EXTRACT TO READ
_ _ _ _

In my Biom table, I have some unclassified bacterial taxa (k__Bacteria), I am wondering if this is normal? I also blast some of them and they had taxa information in NCBI (I tried few of them) Here is what I ran to get the table. Please also see the attached file.
More details about my taxa information: I have 6930 (with 16,000,000 million reads) OTUS (ASV) and 400 (2,635,985) of them have only k__Bacteria (almost 16%). I also blast some the sequence for k__Bacteria (please see the picture). Also, for reference I used gg_13_8_otus. Some of NCBI bast hits are not even bacteria.
The resolution of the screen-shots is a bit low and I am unable to read the output. But I assume some are Eukaryota? I would sanity-check this by classifying against the SILVA 138 reference sequences, as this is a larger reference set that also includes eukaryotes. The classifiers, and the files used to make them are located here.
If you are interested in making your own SILVA reference files, consider making use of RESCRIPt.
Thank you so much for your reply. For resolution, if you zoom in I think it will be better. Yes some of them are Eukaryota and I already deleted the mitochondria and chloroplast, and I am not interested in Eukaryota either, but some of them are bacteria (like unculturable bacteria). My question is if they are Eukaryota then why it says bacteria and why qiime did not filter them before? Should I be worried about these taxa or simply I can filter them like mitochondria and chloroplast? Also, the number of reads for these taxa is a little bit high (almost 16%).
The issue is that Greengenes does not contain any eukaryota reference sequences. So… the classifier may get confused and consider anything it cannot “figure out” (e.g. eukaryotes, viruses, fungi, whatever) as an unknown bacteria, unknown archaea, or unclassified sequence. A good reference database should have outgroup / decoy / off-target taxa so that it can properly inform you if those sequences are not bacteria / archaea. Then you can filter out any unwanted features.
Even if you are not interested in these groups, you should always make sure you have outgroup taxa in your reference database (e.g. eukaryota). I recommend using SILVA for this reason. Also, SILVA is more up-to-date and contains far more bacterial and archaeal reference sequences as well. One last bit, you’ll obtain far better taxonomic resolution using non or minimally clustered (i.e. 99% - 100%) reference databases as opposed to 97%. Before you remove these sequences, I suggest that you re-classify with SILVA. Then you can filter out anything you do not need for your study, like the plastid sequences.

_ _ _ _

REQUIRED TASKS
1. In the forum thread about unclassified bacterial taxa, list every example given of things the classifier might be unable to "figure out."
2. Reproduce the passage of the forum thread about unclassified bacterial taxa between "The resolution of" and "use of RESCRIPt.", inclusive.

GIVEN DATA

_ _ _ _

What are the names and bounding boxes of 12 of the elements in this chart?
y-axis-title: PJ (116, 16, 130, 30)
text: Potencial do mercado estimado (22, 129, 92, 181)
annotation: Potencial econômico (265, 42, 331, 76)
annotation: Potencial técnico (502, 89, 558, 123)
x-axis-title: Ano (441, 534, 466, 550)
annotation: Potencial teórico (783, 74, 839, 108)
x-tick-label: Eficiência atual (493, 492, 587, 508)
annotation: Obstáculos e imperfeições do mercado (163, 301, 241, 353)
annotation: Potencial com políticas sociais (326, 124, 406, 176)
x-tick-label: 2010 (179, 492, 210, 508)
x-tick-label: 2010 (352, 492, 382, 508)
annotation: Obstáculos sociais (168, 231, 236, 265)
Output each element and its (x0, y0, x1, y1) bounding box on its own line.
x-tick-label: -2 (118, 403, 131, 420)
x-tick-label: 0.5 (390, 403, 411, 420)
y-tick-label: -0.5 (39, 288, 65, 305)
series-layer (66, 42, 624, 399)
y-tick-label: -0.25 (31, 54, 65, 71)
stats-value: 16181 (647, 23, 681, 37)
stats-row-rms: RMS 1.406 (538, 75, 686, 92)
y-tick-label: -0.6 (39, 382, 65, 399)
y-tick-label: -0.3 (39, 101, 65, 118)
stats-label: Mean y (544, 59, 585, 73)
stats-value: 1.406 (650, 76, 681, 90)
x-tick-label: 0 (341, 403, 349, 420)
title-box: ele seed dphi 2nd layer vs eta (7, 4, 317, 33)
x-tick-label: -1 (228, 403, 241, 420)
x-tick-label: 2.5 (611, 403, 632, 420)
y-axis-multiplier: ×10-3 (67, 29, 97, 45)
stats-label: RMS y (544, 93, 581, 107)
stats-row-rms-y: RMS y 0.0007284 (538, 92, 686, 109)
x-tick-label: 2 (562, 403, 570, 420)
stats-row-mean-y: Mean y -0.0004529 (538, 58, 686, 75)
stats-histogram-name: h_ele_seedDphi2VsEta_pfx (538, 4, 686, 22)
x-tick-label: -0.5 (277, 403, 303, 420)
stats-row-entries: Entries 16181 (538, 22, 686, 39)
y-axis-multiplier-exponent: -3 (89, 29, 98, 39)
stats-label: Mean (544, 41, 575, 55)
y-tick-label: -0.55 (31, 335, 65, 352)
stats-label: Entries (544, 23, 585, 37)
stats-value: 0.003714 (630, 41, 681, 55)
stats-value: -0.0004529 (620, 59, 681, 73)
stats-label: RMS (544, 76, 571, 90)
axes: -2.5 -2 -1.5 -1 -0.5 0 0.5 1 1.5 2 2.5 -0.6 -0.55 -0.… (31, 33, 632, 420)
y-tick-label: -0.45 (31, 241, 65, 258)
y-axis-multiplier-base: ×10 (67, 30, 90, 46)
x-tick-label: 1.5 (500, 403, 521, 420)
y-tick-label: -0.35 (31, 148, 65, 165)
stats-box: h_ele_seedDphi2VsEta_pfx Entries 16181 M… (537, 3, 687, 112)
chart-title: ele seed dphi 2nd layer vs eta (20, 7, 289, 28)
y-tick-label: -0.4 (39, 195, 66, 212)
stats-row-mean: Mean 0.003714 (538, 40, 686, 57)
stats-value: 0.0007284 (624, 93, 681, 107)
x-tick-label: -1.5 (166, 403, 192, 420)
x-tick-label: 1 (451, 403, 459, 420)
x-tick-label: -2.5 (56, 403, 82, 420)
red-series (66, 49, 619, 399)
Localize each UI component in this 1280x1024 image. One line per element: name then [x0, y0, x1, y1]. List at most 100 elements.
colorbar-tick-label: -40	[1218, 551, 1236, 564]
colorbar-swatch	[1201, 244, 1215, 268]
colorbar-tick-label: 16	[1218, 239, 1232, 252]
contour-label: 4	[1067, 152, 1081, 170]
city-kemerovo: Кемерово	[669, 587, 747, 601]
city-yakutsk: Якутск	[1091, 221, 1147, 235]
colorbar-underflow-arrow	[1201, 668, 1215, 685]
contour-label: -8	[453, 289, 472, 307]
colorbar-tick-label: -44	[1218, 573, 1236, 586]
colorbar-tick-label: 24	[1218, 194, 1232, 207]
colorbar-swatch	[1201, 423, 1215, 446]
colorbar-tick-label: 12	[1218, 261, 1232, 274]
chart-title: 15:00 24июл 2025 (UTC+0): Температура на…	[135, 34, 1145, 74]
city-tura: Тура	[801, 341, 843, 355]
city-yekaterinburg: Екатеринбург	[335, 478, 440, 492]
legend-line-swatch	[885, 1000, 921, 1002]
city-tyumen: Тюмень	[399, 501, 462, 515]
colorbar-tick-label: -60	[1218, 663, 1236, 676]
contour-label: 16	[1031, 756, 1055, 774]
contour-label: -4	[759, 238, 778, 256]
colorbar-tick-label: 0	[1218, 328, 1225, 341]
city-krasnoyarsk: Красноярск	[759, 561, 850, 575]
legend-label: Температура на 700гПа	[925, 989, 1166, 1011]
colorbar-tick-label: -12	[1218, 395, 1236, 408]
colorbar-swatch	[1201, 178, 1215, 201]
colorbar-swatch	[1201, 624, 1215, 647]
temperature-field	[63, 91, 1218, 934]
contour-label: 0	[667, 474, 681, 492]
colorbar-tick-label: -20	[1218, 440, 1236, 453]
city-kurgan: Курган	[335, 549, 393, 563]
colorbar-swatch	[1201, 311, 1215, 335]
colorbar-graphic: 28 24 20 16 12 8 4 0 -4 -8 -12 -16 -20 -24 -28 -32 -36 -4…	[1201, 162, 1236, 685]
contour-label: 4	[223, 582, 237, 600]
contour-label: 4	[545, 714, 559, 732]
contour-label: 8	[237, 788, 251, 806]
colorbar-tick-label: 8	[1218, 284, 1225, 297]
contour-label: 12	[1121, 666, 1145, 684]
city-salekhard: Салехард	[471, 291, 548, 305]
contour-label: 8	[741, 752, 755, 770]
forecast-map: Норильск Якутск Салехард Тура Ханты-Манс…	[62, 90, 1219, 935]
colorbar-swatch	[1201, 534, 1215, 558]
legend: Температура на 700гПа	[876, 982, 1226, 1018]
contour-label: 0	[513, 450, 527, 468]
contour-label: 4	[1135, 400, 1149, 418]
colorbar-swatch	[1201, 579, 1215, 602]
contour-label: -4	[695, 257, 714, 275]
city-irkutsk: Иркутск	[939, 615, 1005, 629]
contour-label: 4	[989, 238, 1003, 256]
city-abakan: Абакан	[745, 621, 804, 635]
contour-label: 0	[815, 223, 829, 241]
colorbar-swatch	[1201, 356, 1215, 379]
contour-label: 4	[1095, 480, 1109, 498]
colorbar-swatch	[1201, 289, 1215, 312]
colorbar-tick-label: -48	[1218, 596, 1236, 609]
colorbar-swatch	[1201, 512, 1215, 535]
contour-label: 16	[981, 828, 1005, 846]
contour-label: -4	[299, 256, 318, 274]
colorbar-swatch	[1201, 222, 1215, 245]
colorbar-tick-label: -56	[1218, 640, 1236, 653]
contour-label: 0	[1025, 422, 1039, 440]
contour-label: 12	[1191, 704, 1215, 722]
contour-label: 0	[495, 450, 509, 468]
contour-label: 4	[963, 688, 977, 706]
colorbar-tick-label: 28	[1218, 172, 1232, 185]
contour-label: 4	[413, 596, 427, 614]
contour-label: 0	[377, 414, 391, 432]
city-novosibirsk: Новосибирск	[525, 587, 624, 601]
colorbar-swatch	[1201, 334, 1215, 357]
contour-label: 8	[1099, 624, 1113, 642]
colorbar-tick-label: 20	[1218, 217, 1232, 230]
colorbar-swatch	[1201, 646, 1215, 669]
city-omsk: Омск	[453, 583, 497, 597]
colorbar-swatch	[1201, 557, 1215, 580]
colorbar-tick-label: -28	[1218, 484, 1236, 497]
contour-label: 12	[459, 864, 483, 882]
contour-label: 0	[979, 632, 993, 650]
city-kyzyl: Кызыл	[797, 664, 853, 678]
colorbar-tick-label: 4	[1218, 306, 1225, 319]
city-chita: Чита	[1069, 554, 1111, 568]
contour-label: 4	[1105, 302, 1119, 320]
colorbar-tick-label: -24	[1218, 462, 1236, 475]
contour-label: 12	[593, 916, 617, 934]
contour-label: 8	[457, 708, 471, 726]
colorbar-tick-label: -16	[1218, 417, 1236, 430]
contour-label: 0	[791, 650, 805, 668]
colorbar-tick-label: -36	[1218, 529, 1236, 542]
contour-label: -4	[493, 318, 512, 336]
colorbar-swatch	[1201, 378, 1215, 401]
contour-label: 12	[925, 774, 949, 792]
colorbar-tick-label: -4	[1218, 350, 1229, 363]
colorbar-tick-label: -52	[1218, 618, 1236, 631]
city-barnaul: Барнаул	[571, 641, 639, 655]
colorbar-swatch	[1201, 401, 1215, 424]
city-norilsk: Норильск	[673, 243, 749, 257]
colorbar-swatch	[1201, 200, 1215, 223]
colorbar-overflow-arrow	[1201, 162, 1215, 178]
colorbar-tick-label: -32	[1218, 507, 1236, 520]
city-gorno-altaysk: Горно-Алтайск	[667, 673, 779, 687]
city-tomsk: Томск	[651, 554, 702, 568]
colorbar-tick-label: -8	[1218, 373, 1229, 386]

_ _ _ _

RESPONSES BY ITEM NUMBER
1. eukaryotes, viruses, fungi

2.
The resolution of the screen-shots is a bit low and I am unable to read the output. But I assume some are Eukaryota? I would sanity-check this by classifying against the SILVA 138 reference sequences, as this is a larger reference set that also includes eukaryotes. The classifiers, and the files used to make them are located here.
If you are interested in making your own SILVA reference files, consider making use of RESCRIPt.